_DATASET RECORDS_
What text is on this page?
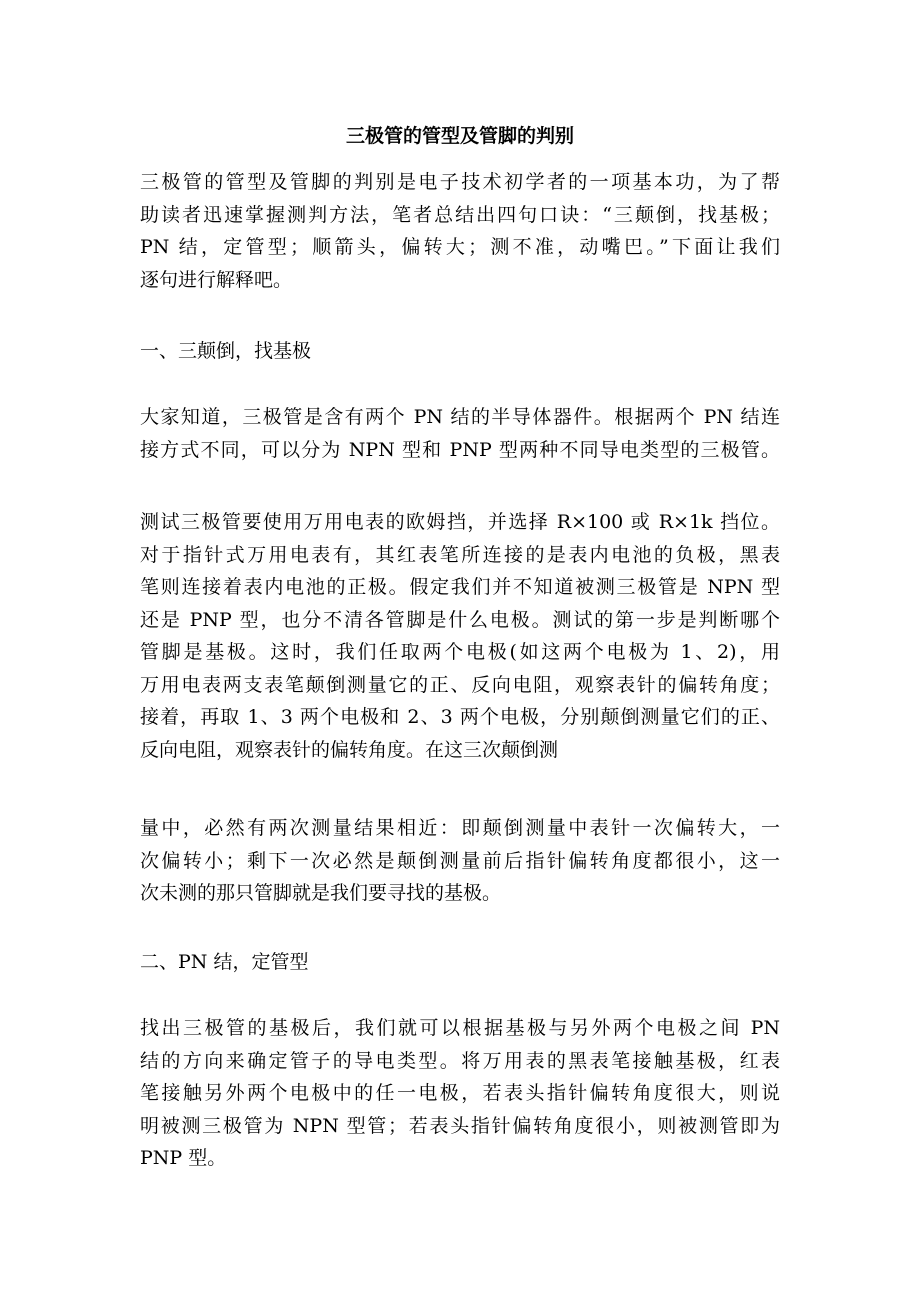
三极管的管型及管脚的判别
三极管的管型及管脚的判别是电子技术初学者的一项基本功，为了帮
助读者迅速掌握测判方法，笔者总结出四句口诀：“三颠倒，找基极；
PN 结，定管型；顺箭头，偏转大；测不准，动嘴巴。”下面让我们
逐句进行解释吧。
一、三颠倒，找基极
大家知道，三极管是含有两个 PN 结的半导体器件。根据两个 PN 结连
接方式不同，可以分为 NPN 型和 PNP 型两种不同导电类型的三极管。
测试三极管要使用万用电表的欧姆挡，并选择 R×100 或 R×1k 挡位。
对于指针式万用电表有，其红表笔所连接的是表内电池的负极，黑表
笔则连接着表内电池的正极。假定我们并不知道被测三极管是 NPN 型
还是 PNP 型，也分不清各管脚是什么电极。测试的第一步是判断哪个
管脚是基极。这时，我们任取两个电极(如这两个电极为 1、2)，用
万用电表两支表笔颠倒测量它的正、反向电阻，观察表针的偏转角度；
接着，再取 1、3 两个电极和 2、3 两个电极，分别颠倒测量它们的正、
反向电阻，观察表针的偏转角度。在这三次颠倒测
量中，必然有两次测量结果相近：即颠倒测量中表针一次偏转大，一
次偏转小；剩下一次必然是颠倒测量前后指针偏转角度都很小，这一
次未测的那只管脚就是我们要寻找的基极。
二、PN 结，定管型
找出三极管的基极后，我们就可以根据基极与另外两个电极之间 PN
结的方向来确定管子的导电类型。将万用表的黑表笔接触基极，红表
笔接触另外两个电极中的任一电极，若表头指针偏转角度很大，则说
明被测三极管为 NPN 型管；若表头指针偏转角度很小，则被测管即为
PNP 型。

_WHAT IS BEING ASKED_
Return each line exactly as written. Any picture gets left out.

_THE REPLY_
What text is on this page?
三极管的管型及管脚的判别
三极管的管型及管脚的判别是电子技术初学者的一项基本功，为了帮
助读者迅速掌握测判方法，笔者总结出四句口诀：“三颠倒，找基极；
PN 结，定管型；顺箭头，偏转大；测不准，动嘴巴。”下面让我们
逐句进行解释吧。
一、三颠倒，找基极
大家知道，三极管是含有两个 PN 结的半导体器件。根据两个 PN 结连
接方式不同，可以分为 NPN 型和 PNP 型两种不同导电类型的三极管。
测试三极管要使用万用电表的欧姆挡，并选择 R×100 或 R×1k 挡位。
对于指针式万用电表有，其红表笔所连接的是表内电池的负极，黑表
笔则连接着表内电池的正极。假定我们并不知道被测三极管是 NPN 型
还是 PNP 型，也分不清各管脚是什么电极。测试的第一步是判断哪个
管脚是基极。这时，我们任取两个电极(如这两个电极为 1、2)，用
万用电表两支表笔颠倒测量它的正、反向电阻，观察表针的偏转角度；
接着，再取 1、3 两个电极和 2、3 两个电极，分别颠倒测量它们的正、
反向电阻，观察表针的偏转角度。在这三次颠倒测
量中，必然有两次测量结果相近：即颠倒测量中表针一次偏转大，一
次偏转小；剩下一次必然是颠倒测量前后指针偏转角度都很小，这一
次未测的那只管脚就是我们要寻找的基极。
二、PN 结，定管型
找出三极管的基极后，我们就可以根据基极与另外两个电极之间 PN
结的方向来确定管子的导电类型。将万用表的黑表笔接触基极，红表
笔接触另外两个电极中的任一电极，若表头指针偏转角度很大，则说
明被测三极管为 NPN 型管；若表头指针偏转角度很小，则被测管即为
PNP 型。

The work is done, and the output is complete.